## start Exercise input

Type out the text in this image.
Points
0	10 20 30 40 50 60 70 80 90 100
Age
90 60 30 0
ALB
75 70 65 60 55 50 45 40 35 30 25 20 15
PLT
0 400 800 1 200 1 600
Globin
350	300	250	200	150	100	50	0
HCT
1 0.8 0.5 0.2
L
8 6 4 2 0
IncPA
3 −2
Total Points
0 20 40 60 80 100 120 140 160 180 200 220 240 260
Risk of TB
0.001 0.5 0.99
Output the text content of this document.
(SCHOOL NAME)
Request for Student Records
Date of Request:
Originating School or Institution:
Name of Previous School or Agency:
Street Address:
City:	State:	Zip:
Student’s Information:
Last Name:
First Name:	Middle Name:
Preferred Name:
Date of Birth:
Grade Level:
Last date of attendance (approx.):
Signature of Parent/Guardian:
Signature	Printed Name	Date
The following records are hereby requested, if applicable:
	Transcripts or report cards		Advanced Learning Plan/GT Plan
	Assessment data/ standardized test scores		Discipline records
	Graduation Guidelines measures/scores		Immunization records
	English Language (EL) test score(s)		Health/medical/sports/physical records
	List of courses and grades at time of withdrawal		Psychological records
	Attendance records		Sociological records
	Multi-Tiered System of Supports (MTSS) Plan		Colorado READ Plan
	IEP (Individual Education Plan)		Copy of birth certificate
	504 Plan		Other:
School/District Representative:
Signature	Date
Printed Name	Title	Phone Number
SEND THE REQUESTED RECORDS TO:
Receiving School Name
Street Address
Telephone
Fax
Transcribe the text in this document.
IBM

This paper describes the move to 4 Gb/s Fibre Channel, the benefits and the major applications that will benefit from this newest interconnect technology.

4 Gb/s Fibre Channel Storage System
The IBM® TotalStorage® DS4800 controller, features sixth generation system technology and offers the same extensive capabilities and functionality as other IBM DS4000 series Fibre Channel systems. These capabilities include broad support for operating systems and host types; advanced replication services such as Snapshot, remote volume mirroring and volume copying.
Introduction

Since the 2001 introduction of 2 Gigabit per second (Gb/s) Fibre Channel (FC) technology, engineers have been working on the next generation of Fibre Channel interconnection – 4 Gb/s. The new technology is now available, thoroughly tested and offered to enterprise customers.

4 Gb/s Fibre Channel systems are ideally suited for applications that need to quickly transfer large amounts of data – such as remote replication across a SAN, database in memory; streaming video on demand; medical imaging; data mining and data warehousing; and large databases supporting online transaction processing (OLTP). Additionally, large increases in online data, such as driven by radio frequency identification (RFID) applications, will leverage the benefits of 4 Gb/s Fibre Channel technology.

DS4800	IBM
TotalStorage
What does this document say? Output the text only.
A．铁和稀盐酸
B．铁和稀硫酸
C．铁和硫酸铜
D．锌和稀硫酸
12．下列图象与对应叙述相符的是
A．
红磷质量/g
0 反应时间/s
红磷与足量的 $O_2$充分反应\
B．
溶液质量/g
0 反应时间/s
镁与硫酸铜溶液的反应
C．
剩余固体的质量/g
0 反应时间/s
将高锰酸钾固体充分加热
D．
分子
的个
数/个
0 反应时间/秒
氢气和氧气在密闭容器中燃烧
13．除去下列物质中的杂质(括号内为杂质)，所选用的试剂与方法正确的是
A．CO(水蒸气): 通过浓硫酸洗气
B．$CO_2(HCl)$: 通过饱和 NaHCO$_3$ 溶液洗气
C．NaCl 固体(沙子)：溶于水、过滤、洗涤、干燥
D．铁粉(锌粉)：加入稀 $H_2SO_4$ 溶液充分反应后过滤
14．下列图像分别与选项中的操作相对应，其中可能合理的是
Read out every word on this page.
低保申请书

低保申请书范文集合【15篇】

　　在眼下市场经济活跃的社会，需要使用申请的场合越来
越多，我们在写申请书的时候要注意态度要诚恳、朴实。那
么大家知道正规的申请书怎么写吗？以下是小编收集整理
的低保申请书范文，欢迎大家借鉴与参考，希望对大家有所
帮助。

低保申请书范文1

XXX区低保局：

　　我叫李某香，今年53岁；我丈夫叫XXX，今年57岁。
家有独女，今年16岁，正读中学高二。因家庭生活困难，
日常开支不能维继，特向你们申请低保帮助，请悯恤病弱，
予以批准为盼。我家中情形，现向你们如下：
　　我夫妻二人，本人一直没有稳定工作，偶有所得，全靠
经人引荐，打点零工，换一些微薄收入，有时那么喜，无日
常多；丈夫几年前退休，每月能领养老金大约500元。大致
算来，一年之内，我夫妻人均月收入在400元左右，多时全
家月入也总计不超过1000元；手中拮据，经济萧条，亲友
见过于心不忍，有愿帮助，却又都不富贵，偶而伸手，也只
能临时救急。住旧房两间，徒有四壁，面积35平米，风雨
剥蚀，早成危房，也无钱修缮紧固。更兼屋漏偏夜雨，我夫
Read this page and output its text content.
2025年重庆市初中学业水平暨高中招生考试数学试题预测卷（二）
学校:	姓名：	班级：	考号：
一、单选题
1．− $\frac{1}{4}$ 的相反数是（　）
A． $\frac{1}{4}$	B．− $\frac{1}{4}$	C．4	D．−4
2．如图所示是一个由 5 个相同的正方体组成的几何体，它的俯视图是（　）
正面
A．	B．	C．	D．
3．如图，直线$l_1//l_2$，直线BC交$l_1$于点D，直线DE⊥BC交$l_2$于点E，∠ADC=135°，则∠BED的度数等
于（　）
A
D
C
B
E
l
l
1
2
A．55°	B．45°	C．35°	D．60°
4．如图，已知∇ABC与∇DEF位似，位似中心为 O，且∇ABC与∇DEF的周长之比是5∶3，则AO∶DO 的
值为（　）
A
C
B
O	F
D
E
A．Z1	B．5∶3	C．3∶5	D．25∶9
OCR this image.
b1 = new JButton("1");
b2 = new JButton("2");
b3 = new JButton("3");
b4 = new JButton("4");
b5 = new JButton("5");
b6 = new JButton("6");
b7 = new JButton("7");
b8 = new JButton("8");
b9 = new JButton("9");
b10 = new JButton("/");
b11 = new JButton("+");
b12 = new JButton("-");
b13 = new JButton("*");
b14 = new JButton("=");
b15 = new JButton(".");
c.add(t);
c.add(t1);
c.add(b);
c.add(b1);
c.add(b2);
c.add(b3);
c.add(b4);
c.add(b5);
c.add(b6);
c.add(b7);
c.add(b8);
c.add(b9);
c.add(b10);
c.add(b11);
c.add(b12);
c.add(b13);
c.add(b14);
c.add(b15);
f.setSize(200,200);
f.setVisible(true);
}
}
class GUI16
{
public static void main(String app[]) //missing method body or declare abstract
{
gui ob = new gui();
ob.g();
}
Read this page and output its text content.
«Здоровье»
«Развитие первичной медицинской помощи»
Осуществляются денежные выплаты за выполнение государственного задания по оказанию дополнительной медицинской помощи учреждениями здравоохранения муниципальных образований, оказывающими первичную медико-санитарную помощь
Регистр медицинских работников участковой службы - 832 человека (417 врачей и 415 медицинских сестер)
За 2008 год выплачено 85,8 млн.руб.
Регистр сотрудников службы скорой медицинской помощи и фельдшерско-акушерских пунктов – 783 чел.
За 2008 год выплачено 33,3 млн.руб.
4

## end Exercise input

» Objective
Exactly reproduce every record.

» Answer to this problem
Type out the text in this image.
Points
0	10 20 30 40 50 60 70 80 90 100
Age
90 60 30 0
ALB
75 70 65 60 55 50 45 40 35 30 25 20 15
PLT
0 400 800 1 200 1 600
Globin
350	300	250	200	150	100	50	0
HCT
1 0.8 0.5 0.2
L
8 6 4 2 0
IncPA
3 −2
Total Points
0 20 40 60 80 100 120 140 160 180 200 220 240 260
Risk of TB
0.001 0.5 0.99
Output the text content of this document.
(SCHOOL NAME)
Request for Student Records
Date of Request:
Originating School or Institution:
Name of Previous School or Agency:
Street Address:
City:	State:	Zip:
Student’s Information:
Last Name:
First Name:	Middle Name:
Preferred Name:
Date of Birth:
Grade Level:
Last date of attendance (approx.):
Signature of Parent/Guardian:
Signature	Printed Name	Date
The following records are hereby requested, if applicable:
	Transcripts or report cards		Advanced Learning Plan/GT Plan
	Assessment data/ standardized test scores		Discipline records
	Graduation Guidelines measures/scores		Immunization records
	English Language (EL) test score(s)		Health/medical/sports/physical records
	List of courses and grades at time of withdrawal		Psychological records
	Attendance records		Sociological records
	Multi-Tiered System of Supports (MTSS) Plan		Colorado READ Plan
	IEP (Individual Education Plan)		Copy of birth certificate
	504 Plan		Other:
School/District Representative:
Signature	Date
Printed Name	Title	Phone Number
SEND THE REQUESTED RECORDS TO:
Receiving School Name
Street Address
Telephone
Fax
Transcribe the text in this document.
IBM

This paper describes the move to 4 Gb/s Fibre Channel, the benefits and the major applications that will benefit from this newest interconnect technology.

4 Gb/s Fibre Channel Storage System
The IBM® TotalStorage® DS4800 controller, features sixth generation system technology and offers the same extensive capabilities and functionality as other IBM DS4000 series Fibre Channel systems. These capabilities include broad support for operating systems and host types; advanced replication services such as Snapshot, remote volume mirroring and volume copying.
Introduction

Since the 2001 introduction of 2 Gigabit per second (Gb/s) Fibre Channel (FC) technology, engineers have been working on the next generation of Fibre Channel interconnection – 4 Gb/s. The new technology is now available, thoroughly tested and offered to enterprise customers.

4 Gb/s Fibre Channel systems are ideally suited for applications that need to quickly transfer large amounts of data – such as remote replication across a SAN, database in memory; streaming video on demand; medical imaging; data mining and data warehousing; and large databases supporting online transaction processing (OLTP). Additionally, large increases in online data, such as driven by radio frequency identification (RFID) applications, will leverage the benefits of 4 Gb/s Fibre Channel technology.

DS4800	IBM
TotalStorage
What does this document say? Output the text only.
A．铁和稀盐酸
B．铁和稀硫酸
C．铁和硫酸铜
D．锌和稀硫酸
12．下列图象与对应叙述相符的是
A．
红磷质量/g
0 反应时间/s
红磷与足量的 $O_2$充分反应\
B．
溶液质量/g
0 反应时间/s
镁与硫酸铜溶液的反应
C．
剩余固体的质量/g
0 反应时间/s
将高锰酸钾固体充分加热
D．
分子
的个
数/个
0 反应时间/秒
氢气和氧气在密闭容器中燃烧
13．除去下列物质中的杂质(括号内为杂质)，所选用的试剂与方法正确的是
A．CO(水蒸气): 通过浓硫酸洗气
B．$CO_2(HCl)$: 通过饱和 NaHCO$_3$ 溶液洗气
C．NaCl 固体(沙子)：溶于水、过滤、洗涤、干燥
D．铁粉(锌粉)：加入稀 $H_2SO_4$ 溶液充分反应后过滤
14．下列图像分别与选项中的操作相对应，其中可能合理的是
Read out every word on this page.
低保申请书

低保申请书范文集合【15篇】

　　在眼下市场经济活跃的社会，需要使用申请的场合越来
越多，我们在写申请书的时候要注意态度要诚恳、朴实。那
么大家知道正规的申请书怎么写吗？以下是小编收集整理
的低保申请书范文，欢迎大家借鉴与参考，希望对大家有所
帮助。

低保申请书范文1

XXX区低保局：

　　我叫李某香，今年53岁；我丈夫叫XXX，今年57岁。
家有独女，今年16岁，正读中学高二。因家庭生活困难，
日常开支不能维继，特向你们申请低保帮助，请悯恤病弱，
予以批准为盼。我家中情形，现向你们如下：
　　我夫妻二人，本人一直没有稳定工作，偶有所得，全靠
经人引荐，打点零工，换一些微薄收入，有时那么喜，无日
常多；丈夫几年前退休，每月能领养老金大约500元。大致
算来，一年之内，我夫妻人均月收入在400元左右，多时全
家月入也总计不超过1000元；手中拮据，经济萧条，亲友
见过于心不忍，有愿帮助，却又都不富贵，偶而伸手，也只
能临时救急。住旧房两间，徒有四壁，面积35平米，风雨
剥蚀，早成危房，也无钱修缮紧固。更兼屋漏偏夜雨，我夫
Read this page and output its text content.
2025年重庆市初中学业水平暨高中招生考试数学试题预测卷（二）
学校:	姓名：	班级：	考号：
一、单选题
1．− $\frac{1}{4}$ 的相反数是（　）
A． $\frac{1}{4}$	B．− $\frac{1}{4}$	C．4	D．−4
2．如图所示是一个由 5 个相同的正方体组成的几何体，它的俯视图是（　）
正面
A．	B．	C．	D．
3．如图，直线$l_1//l_2$，直线BC交$l_1$于点D，直线DE⊥BC交$l_2$于点E，∠ADC=135°，则∠BED的度数等
于（　）
A
D
C
B
E
l
l
1
2
A．55°	B．45°	C．35°	D．60°
4．如图，已知∇ABC与∇DEF位似，位似中心为 O，且∇ABC与∇DEF的周长之比是5∶3，则AO∶DO 的
值为（　）
A
C
B
O	F
D
E
A．Z1	B．5∶3	C．3∶5	D．25∶9
OCR this image.
b1 = new JButton("1");
b2 = new JButton("2");
b3 = new JButton("3");
b4 = new JButton("4");
b5 = new JButton("5");
b6 = new JButton("6");
b7 = new JButton("7");
b8 = new JButton("8");
b9 = new JButton("9");
b10 = new JButton("/");
b11 = new JButton("+");
b12 = new JButton("-");
b13 = new JButton("*");
b14 = new JButton("=");
b15 = new JButton(".");
c.add(t);
c.add(t1);
c.add(b);
c.add(b1);
c.add(b2);
c.add(b3);
c.add(b4);
c.add(b5);
c.add(b6);
c.add(b7);
c.add(b8);
c.add(b9);
c.add(b10);
c.add(b11);
c.add(b12);
c.add(b13);
c.add(b14);
c.add(b15);
f.setSize(200,200);
f.setVisible(true);
}
}
class GUI16
{
public static void main(String app[]) //missing method body or declare abstract
{
gui ob = new gui();
ob.g();
}
Read this page and output its text content.
«Здоровье»
«Развитие первичной медицинской помощи»
Осуществляются денежные выплаты за выполнение государственного задания по оказанию дополнительной медицинской помощи учреждениями здравоохранения муниципальных образований, оказывающими первичную медико-санитарную помощь
Регистр медицинских работников участковой службы - 832 человека (417 врачей и 415 медицинских сестер)
За 2008 год выплачено 85,8 млн.руб.
Регистр сотрудников службы скорой медицинской помощи и фельдшерско-акушерских пунктов – 783 чел.
За 2008 год выплачено 33,3 млн.руб.
4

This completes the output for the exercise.